**Task to carry out**. Each line that holds the word "портативный" counts once; report how many lines do so and nothing else.

• • • • •

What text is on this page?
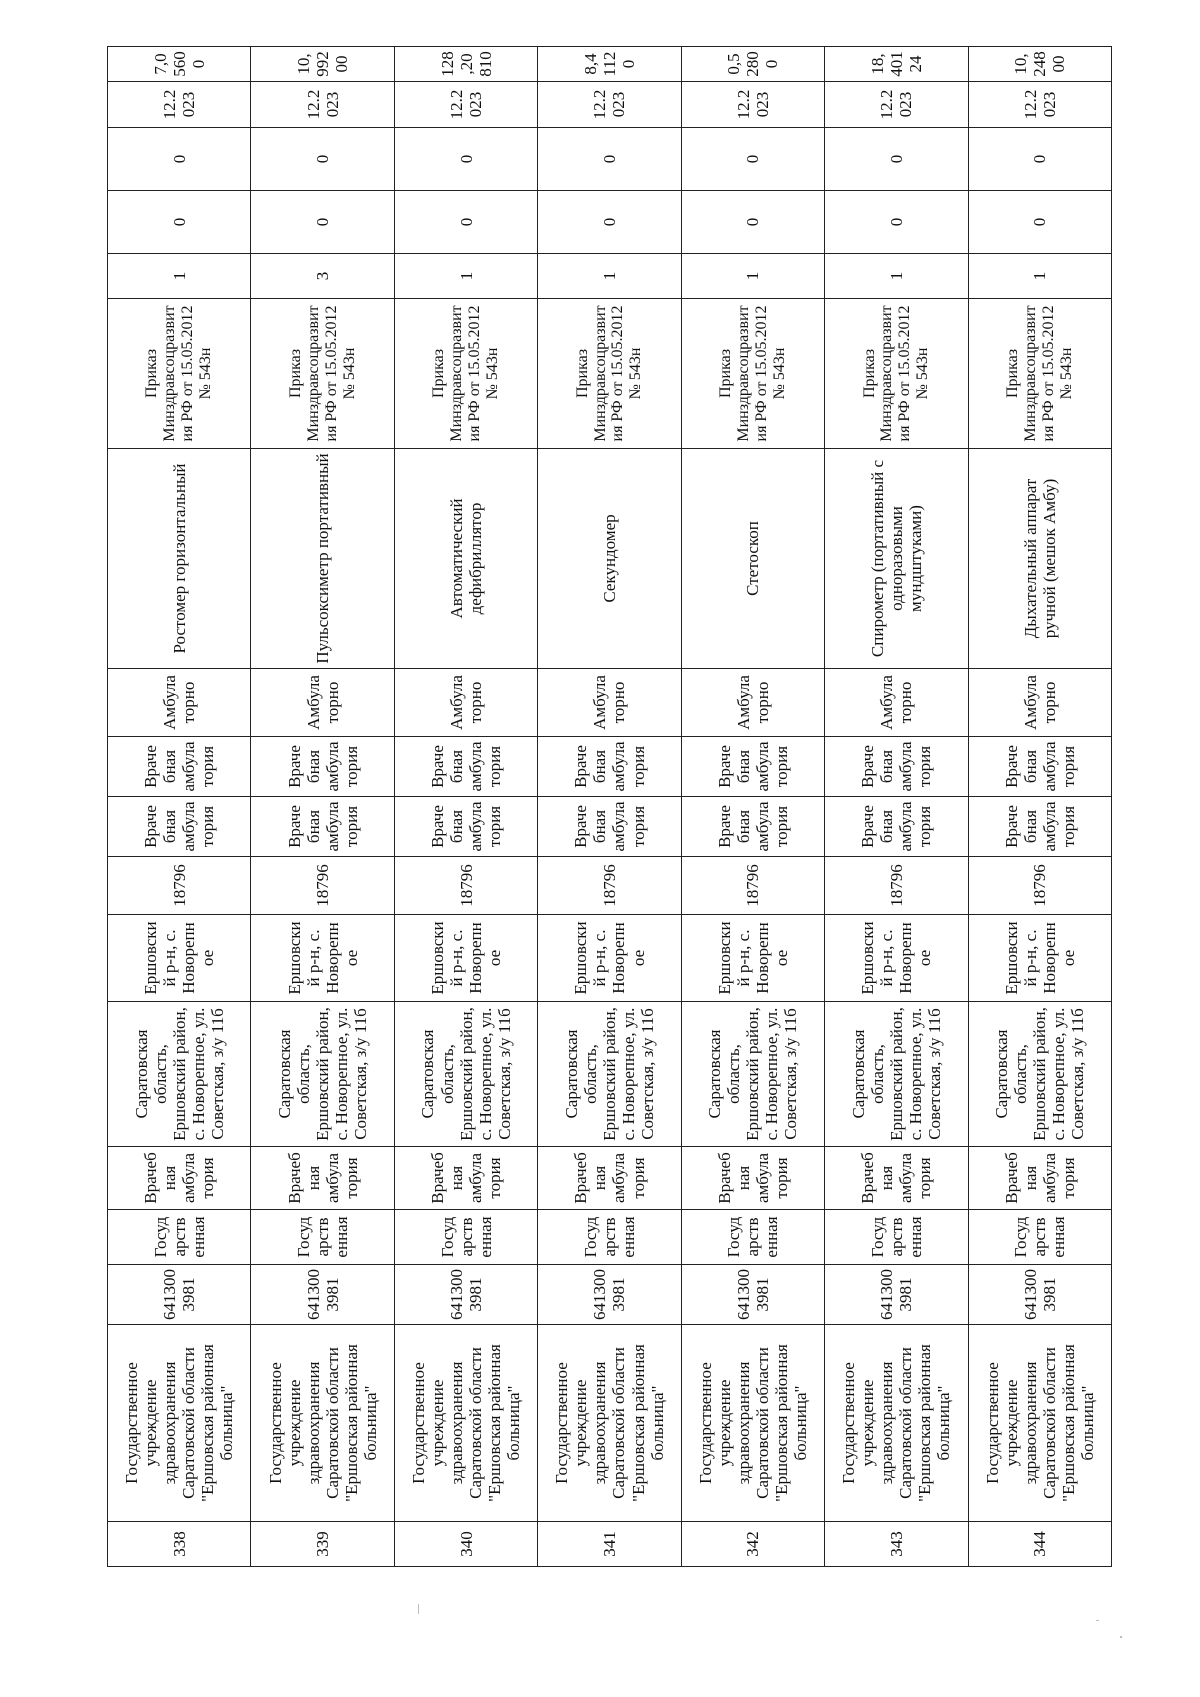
338	Государственное учреждение здравоохранения Саратовской области "Ершовская районная больница"	6413003981	Государственная	Врачебная амбулатория	Саратовская область, Ершовский район, с. Новорепное, ул. Советская, з/у 11б	Ершовский р-н, с. Новорепное	18796	Врачебная амбулатория	Врачебная амбулатория	Амбулаторно	Ростомер горизонтальный	Приказ Минздравсоцразвития РФ от 15.05.2012 № 543н	1	0	0	12.2023	7,05600
339	Государственное учреждение здравоохранения Саратовской области "Ершовская районная больница"	6413003981	Государственная	Врачебная амбулатория	Саратовская область, Ершовский район, с. Новорепное, ул. Советская, з/у 11б	Ершовский р-н, с. Новорепное	18796	Врачебная амбулатория	Врачебная амбулатория	Амбулаторно	Пульсоксиметр портативный	Приказ Минздравсоцразвития РФ от 15.05.2012 № 543н	3	0	0	12.2023	10,99200
340	Государственное учреждение здравоохранения Саратовской области "Ершовская районная больница"	6413003981	Государственная	Врачебная амбулатория	Саратовская область, Ершовский район, с. Новорепное, ул. Советская, з/у 11б	Ершовский р-н, с. Новорепное	18796	Врачебная амбулатория	Врачебная амбулатория	Амбулаторно	Автоматический дефибриллятор	Приказ Минздравсоцразвития РФ от 15.05.2012 № 543н	1	0	0	12.2023	128,20810
341	Государственное учреждение здравоохранения Саратовской области "Ершовская районная больница"	6413003981	Государственная	Врачебная амбулатория	Саратовская область, Ершовский район, с. Новорепное, ул. Советская, з/у 11б	Ершовский р-н, с. Новорепное	18796	Врачебная амбулатория	Врачебная амбулатория	Амбулаторно	Секундомер	Приказ Минздравсоцразвития РФ от 15.05.2012 № 543н	1	0	0	12.2023	8,41120
342	Государственное учреждение здравоохранения Саратовской области "Ершовская районная больница"	6413003981	Государственная	Врачебная амбулатория	Саратовская область, Ершовский район, с. Новорепное, ул. Советская, з/у 11б	Ершовский р-н, с. Новорепное	18796	Врачебная амбулатория	Врачебная амбулатория	Амбулаторно	Стетоскоп	Приказ Минздравсоцразвития РФ от 15.05.2012 № 543н	1	0	0	12.2023	0,52800
343	Государственное учреждение здравоохранения Саратовской области "Ершовская районная больница"	6413003981	Государственная	Врачебная амбулатория	Саратовская область, Ершовский район, с. Новорепное, ул. Советская, з/у 11б	Ершовский р-н, с. Новорепное	18796	Врачебная амбулатория	Врачебная амбулатория	Амбулаторно	Спирометр (портативный с одноразовыми мундштуками)	Приказ Минздравсоцразвития РФ от 15.05.2012 № 543н	1	0	0	12.2023	18,40124
344	Государственное учреждение здравоохранения Саратовской области "Ершовская районная больница"	6413003981	Государственная	Врачебная амбулатория	Саратовская область, Ершовский район, с. Новорепное, ул. Советская, з/у 11б	Ершовский р-н, с. Новорепное	18796	Врачебная амбулатория	Врачебная амбулатория	Амбулаторно	Дыхательный аппарат ручной (мешок Амбу)	Приказ Минздравсоцразвития РФ от 15.05.2012 № 543н	1	0	0	12.2023	10,24800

• • • • •

**Correct result**. 2